**Exercise text:**
----------

Patient categorisation and sample assessment
Smallpox is a Hazard Group 4 organism and must be handled accordingly. Clinical samples from suspected cases must be handled with due regard to the likelihood that smallpox is present, and the appropriate procedures observed. Should it be necessary to conduct work other than in a Category 4 laboratory, a full risk assessment must be conducted.
Specimens from suspected cases in Scotland will be sent to the Scottish designated Category 3 laboratory for diagnosis. Investigation will require:
Handling of samples in a Class I or III cabinet based within a Level 3 laboratory, preferably by vaccinated staff.
Inactivation of the sample by 5% formalin for EM or inactivation of the sample by guanadinium for PCR, to be undertaken within a Class I or III cabinet in a Level 3 laboratory (see next section).

----------

**Data provided:**
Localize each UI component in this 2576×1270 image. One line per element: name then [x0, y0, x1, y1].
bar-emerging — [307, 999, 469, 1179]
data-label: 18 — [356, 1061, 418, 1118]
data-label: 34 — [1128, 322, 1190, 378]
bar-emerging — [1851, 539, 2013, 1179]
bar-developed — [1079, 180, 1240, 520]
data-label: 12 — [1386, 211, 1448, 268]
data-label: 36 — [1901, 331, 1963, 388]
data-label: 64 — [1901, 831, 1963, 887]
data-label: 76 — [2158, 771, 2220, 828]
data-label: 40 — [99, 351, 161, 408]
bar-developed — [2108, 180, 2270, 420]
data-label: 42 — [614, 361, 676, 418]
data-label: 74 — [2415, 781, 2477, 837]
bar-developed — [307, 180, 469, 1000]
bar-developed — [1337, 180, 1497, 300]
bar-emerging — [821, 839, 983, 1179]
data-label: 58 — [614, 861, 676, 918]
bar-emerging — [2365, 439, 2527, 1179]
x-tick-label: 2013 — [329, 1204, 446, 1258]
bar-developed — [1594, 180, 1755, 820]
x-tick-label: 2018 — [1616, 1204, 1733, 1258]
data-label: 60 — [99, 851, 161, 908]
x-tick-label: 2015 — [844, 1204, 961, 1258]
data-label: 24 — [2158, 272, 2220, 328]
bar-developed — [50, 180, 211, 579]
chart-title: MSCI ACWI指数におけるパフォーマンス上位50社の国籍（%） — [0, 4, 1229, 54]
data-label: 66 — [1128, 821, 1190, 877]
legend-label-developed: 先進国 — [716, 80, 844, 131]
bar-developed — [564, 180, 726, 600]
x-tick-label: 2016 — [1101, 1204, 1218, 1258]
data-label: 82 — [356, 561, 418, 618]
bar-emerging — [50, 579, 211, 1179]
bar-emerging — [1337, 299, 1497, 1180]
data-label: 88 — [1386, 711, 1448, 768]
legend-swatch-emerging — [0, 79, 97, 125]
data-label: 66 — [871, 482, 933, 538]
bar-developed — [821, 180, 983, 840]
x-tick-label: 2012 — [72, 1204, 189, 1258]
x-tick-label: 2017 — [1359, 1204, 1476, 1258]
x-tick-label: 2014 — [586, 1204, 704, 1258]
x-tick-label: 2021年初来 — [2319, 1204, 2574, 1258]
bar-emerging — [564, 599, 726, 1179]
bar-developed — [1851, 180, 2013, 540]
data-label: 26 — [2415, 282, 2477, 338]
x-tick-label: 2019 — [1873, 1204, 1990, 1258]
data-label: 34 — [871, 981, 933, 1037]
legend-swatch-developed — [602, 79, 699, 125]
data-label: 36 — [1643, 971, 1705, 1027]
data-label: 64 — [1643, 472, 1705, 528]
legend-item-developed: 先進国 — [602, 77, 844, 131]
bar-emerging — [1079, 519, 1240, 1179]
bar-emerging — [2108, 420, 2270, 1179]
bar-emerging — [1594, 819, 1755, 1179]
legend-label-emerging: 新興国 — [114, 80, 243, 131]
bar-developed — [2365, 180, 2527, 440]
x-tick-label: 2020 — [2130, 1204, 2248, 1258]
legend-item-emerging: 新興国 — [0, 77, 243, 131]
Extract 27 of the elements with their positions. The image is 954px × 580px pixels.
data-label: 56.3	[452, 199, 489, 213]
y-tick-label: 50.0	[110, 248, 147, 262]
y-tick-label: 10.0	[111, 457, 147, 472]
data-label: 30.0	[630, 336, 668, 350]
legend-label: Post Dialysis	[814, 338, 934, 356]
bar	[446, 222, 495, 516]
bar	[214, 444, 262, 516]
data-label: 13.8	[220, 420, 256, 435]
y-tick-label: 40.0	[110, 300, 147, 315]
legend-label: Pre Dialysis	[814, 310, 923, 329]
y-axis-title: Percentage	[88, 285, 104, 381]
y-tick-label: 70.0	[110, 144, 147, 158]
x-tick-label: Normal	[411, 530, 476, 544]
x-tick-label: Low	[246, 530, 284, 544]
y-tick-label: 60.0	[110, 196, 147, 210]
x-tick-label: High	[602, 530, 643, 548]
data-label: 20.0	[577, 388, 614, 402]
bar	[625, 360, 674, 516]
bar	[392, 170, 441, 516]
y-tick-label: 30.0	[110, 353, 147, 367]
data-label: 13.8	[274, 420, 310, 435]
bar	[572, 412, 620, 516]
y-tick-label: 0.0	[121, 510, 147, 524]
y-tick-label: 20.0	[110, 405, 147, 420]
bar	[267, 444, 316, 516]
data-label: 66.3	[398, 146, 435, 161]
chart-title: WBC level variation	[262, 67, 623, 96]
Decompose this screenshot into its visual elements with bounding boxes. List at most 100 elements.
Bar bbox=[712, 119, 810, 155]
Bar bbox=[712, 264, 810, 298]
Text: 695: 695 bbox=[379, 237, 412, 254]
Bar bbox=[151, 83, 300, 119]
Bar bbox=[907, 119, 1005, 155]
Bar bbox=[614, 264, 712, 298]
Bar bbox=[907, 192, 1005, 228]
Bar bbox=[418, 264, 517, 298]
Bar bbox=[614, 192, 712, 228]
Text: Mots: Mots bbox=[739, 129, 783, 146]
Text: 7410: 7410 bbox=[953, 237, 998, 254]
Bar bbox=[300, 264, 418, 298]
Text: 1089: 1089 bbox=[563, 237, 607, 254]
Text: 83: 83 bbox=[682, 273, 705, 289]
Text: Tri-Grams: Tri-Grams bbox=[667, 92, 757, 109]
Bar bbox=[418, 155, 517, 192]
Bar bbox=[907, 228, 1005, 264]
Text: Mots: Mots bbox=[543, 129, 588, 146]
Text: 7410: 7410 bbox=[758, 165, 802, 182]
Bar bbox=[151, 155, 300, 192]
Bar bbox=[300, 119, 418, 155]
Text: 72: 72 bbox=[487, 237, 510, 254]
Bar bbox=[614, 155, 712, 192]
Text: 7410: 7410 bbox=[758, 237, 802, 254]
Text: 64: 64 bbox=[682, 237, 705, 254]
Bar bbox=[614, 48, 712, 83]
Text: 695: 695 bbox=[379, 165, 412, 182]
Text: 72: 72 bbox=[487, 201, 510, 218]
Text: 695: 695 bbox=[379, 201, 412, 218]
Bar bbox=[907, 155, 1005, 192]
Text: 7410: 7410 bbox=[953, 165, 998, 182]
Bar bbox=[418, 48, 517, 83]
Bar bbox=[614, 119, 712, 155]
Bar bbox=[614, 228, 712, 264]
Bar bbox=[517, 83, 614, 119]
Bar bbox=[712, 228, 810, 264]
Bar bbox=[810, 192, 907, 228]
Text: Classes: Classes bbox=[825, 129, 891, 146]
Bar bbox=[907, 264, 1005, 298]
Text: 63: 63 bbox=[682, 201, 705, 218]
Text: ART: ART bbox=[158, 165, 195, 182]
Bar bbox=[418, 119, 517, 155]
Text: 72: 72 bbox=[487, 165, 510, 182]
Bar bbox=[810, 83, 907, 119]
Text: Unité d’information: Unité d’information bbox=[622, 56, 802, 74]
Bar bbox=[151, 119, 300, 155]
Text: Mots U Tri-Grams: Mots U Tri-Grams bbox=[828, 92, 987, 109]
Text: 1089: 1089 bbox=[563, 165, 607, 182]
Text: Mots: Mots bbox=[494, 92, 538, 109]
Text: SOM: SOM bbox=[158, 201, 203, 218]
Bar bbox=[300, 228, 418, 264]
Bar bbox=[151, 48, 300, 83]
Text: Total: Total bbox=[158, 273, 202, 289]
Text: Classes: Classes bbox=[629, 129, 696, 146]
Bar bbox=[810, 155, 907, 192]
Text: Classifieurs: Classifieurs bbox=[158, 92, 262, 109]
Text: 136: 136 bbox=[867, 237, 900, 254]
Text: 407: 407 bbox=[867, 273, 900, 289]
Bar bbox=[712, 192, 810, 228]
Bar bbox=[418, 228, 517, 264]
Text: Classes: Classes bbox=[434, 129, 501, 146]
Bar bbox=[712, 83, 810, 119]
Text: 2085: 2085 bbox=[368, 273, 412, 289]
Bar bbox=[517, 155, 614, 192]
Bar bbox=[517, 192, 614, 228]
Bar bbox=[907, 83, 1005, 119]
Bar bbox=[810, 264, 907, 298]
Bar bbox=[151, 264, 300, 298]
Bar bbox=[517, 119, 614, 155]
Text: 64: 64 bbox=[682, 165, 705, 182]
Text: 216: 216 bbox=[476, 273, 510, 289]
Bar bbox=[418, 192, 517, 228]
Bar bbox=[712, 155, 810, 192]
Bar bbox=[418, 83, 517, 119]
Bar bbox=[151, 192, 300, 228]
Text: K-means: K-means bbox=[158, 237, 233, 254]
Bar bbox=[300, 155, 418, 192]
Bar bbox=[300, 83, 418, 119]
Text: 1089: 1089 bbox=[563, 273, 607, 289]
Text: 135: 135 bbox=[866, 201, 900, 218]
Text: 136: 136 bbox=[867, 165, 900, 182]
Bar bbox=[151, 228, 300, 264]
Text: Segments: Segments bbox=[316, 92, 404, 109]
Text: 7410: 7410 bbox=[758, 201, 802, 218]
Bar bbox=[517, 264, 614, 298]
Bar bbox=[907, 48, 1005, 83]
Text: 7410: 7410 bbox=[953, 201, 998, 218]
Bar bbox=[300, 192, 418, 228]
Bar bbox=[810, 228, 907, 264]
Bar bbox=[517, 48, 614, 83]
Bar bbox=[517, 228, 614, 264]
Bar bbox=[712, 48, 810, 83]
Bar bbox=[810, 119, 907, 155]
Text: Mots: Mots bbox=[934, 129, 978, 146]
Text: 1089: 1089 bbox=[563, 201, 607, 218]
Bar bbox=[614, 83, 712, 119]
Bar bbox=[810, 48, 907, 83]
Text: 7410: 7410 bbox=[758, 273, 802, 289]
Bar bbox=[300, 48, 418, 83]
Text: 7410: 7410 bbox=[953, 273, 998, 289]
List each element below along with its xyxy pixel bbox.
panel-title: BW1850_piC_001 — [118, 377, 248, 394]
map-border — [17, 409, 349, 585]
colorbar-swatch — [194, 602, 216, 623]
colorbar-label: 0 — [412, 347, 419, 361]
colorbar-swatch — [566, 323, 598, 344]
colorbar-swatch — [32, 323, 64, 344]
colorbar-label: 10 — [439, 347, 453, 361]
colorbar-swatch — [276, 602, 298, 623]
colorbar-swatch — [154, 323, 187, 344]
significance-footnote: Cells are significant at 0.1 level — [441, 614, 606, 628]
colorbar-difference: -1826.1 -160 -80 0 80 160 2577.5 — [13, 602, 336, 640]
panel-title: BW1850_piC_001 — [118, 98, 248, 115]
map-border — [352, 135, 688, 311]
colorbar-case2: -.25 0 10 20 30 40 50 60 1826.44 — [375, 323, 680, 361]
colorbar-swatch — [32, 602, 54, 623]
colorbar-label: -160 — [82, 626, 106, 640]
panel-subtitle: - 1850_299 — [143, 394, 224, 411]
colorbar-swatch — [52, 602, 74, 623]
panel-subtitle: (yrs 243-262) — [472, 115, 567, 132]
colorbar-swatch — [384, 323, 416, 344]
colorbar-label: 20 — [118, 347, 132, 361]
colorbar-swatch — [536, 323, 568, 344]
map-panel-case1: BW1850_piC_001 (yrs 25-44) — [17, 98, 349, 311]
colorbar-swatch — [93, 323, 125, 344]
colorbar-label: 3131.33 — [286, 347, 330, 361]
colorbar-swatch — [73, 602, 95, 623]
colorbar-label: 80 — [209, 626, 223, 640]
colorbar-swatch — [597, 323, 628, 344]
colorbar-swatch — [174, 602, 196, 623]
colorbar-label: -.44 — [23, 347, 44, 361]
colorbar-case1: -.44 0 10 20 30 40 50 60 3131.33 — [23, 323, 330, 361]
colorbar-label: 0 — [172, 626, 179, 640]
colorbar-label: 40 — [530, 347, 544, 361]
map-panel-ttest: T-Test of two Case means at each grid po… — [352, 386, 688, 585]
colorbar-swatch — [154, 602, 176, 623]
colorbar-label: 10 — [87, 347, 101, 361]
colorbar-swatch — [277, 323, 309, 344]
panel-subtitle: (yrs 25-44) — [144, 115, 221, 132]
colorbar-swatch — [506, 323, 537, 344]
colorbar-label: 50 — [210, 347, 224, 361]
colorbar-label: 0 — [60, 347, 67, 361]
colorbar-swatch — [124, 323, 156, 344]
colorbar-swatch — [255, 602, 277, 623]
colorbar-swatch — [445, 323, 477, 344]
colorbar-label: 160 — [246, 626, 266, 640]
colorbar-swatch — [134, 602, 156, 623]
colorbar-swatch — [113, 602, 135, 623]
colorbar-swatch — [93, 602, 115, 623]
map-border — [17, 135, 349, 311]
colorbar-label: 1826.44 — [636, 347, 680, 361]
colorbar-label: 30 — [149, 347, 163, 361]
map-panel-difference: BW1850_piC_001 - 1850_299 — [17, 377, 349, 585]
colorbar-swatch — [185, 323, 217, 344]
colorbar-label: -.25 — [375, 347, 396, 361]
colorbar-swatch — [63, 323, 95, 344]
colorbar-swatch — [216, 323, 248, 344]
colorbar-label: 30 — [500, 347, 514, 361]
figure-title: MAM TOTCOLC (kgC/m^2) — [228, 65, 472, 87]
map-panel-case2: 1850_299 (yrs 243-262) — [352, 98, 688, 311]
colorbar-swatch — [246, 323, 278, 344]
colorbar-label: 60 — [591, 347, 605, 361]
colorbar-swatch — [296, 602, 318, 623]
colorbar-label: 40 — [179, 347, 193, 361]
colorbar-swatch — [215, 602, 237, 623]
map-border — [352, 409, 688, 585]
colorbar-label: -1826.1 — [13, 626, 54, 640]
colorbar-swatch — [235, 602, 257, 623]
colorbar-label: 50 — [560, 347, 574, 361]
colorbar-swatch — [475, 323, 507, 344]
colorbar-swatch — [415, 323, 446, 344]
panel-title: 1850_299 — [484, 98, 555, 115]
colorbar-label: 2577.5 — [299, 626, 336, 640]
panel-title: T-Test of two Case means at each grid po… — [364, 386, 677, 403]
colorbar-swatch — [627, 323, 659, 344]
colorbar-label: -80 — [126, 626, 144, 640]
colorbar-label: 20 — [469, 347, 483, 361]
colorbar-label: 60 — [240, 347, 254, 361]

----------

In the text on smallpox sample assessment, rewrite the paragraph that begins "Smallpox is a Hazard Group 4 organism" as a short bulleted list that keeps its main facts.

- Smallpox is a Hazard Group 4 organism and must be handled accordingly.
- Clinical samples from suspected cases must be handled with regard to the likelihood that smallpox is present, following the appropriate procedures.
- Any work done outside a Category 4 laboratory requires a full risk assessment.